*Available data*.
******************************

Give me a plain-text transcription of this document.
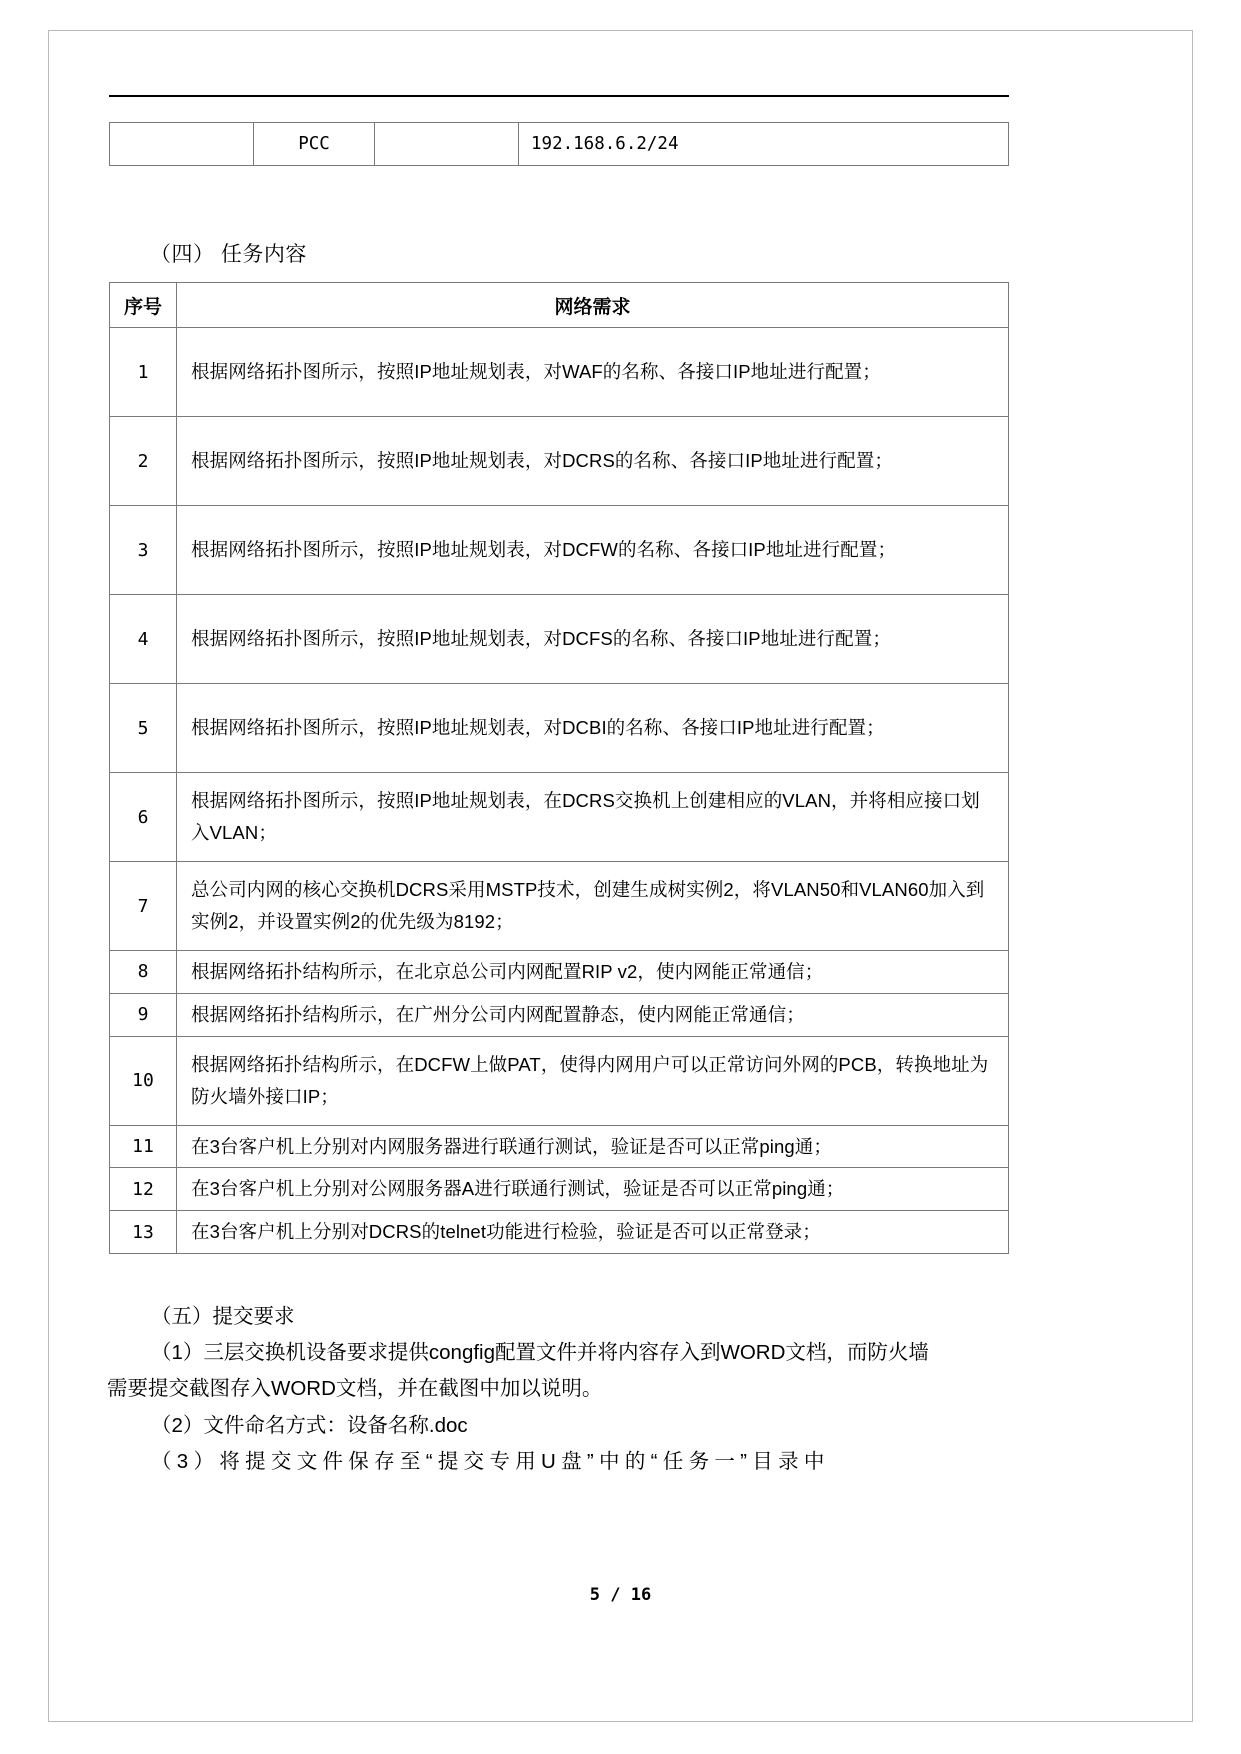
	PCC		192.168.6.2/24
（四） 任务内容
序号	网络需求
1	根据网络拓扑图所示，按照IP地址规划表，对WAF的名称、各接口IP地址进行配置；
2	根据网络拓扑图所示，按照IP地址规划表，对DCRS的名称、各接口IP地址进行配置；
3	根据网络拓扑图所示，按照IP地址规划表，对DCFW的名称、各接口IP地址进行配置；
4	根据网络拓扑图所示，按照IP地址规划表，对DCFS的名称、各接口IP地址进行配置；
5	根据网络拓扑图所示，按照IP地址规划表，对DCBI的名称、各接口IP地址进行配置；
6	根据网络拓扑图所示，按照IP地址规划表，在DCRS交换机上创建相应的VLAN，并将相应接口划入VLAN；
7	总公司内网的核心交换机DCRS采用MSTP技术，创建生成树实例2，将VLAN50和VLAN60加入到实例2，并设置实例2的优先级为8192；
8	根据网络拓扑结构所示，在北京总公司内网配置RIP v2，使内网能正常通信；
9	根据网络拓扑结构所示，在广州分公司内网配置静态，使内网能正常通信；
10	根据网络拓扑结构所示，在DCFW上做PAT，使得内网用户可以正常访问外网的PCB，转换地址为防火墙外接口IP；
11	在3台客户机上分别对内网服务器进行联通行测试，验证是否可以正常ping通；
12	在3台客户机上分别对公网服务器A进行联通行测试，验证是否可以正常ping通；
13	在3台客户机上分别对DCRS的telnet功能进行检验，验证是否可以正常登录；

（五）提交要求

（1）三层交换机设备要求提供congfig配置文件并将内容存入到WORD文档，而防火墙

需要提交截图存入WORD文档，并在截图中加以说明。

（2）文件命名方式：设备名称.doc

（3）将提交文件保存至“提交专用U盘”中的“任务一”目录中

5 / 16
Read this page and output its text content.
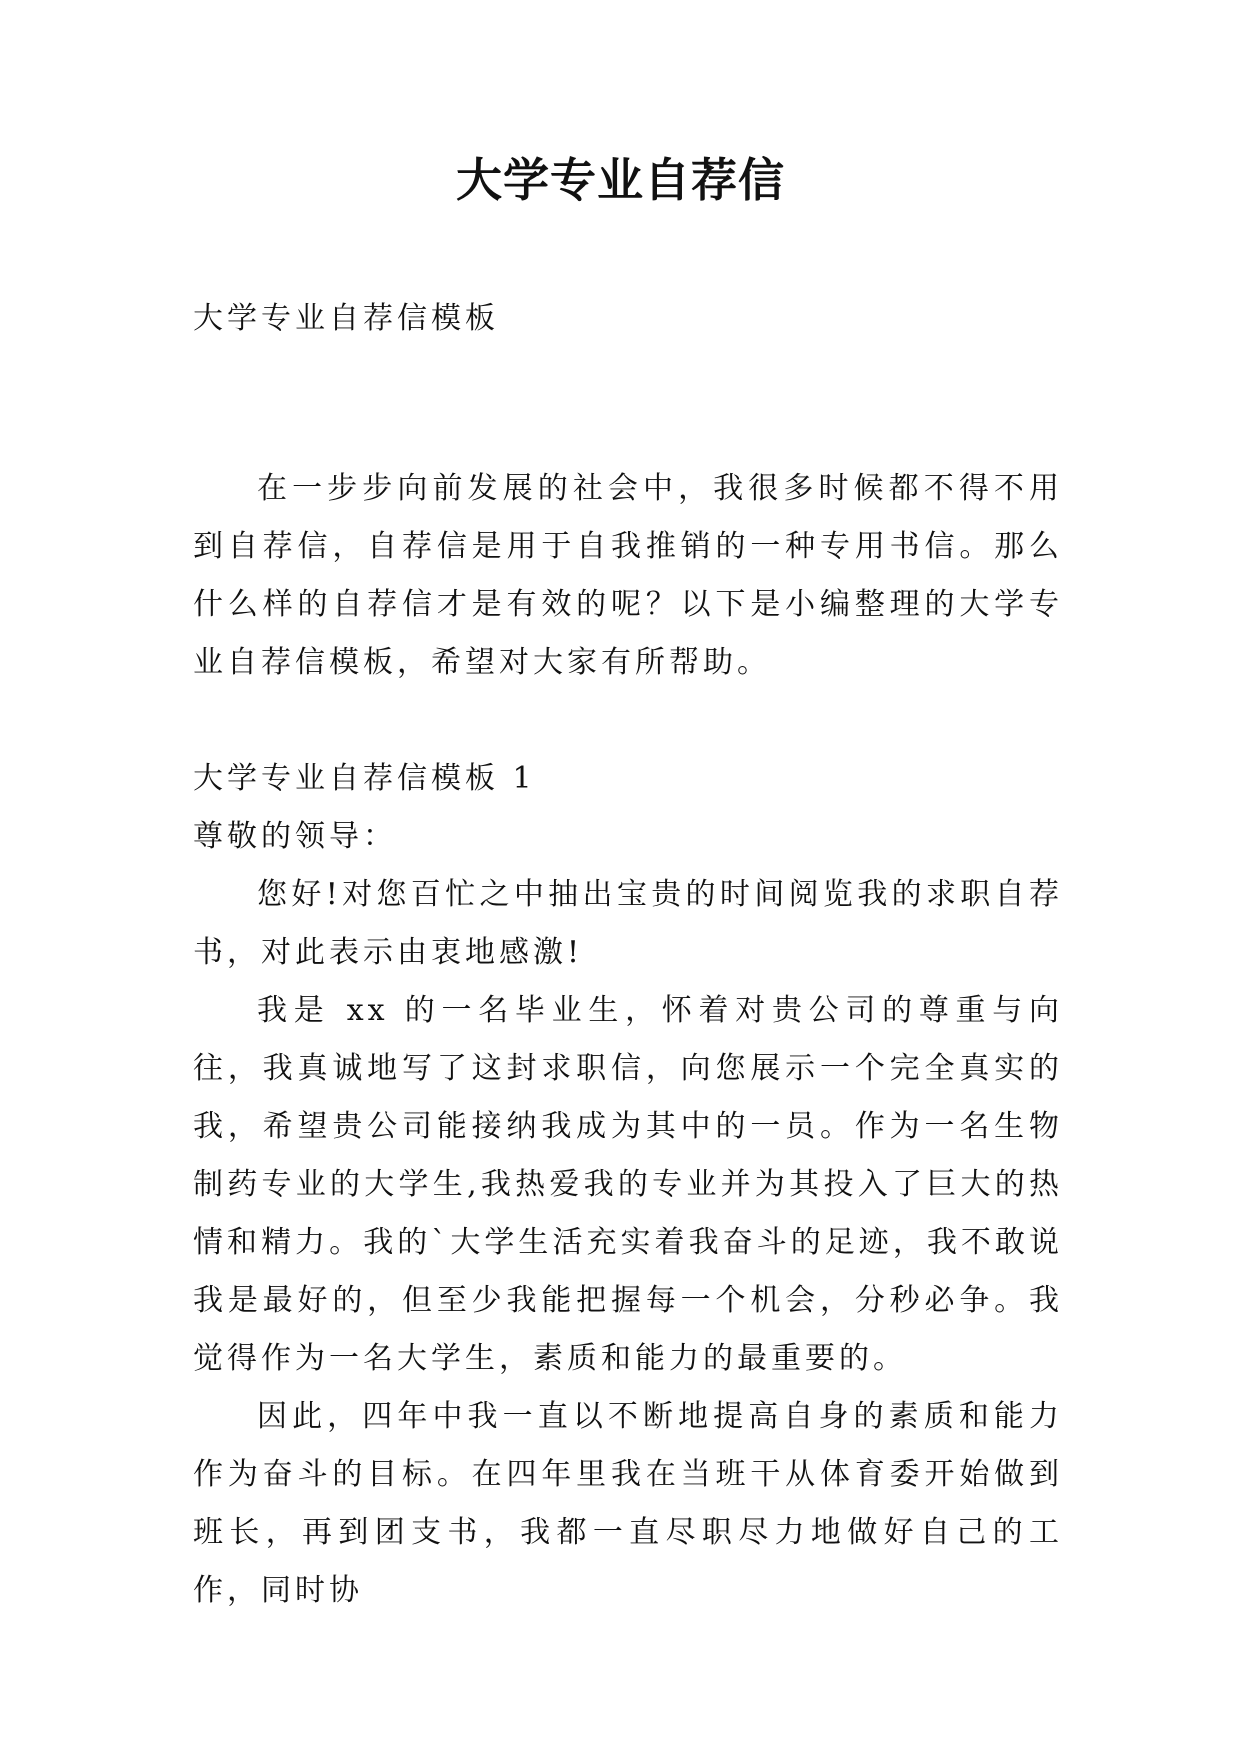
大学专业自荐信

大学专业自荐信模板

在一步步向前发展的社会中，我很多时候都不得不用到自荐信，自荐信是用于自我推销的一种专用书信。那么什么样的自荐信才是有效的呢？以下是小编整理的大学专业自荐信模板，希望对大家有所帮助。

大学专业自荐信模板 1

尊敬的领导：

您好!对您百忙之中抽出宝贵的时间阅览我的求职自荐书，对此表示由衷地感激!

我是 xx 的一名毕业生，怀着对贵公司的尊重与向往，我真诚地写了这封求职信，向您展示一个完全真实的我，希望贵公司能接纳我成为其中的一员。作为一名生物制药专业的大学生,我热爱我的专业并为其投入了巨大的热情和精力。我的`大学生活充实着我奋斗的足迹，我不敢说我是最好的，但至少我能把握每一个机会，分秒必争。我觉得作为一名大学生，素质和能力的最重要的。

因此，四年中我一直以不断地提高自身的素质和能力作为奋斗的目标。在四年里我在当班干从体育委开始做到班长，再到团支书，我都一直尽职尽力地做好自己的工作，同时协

******************************

*Task statement*. Go over the data above and copy every line that has the word "this" in it.

*Solution*.
Give me a plain-text transcription of this document.
Read this page and output its text content.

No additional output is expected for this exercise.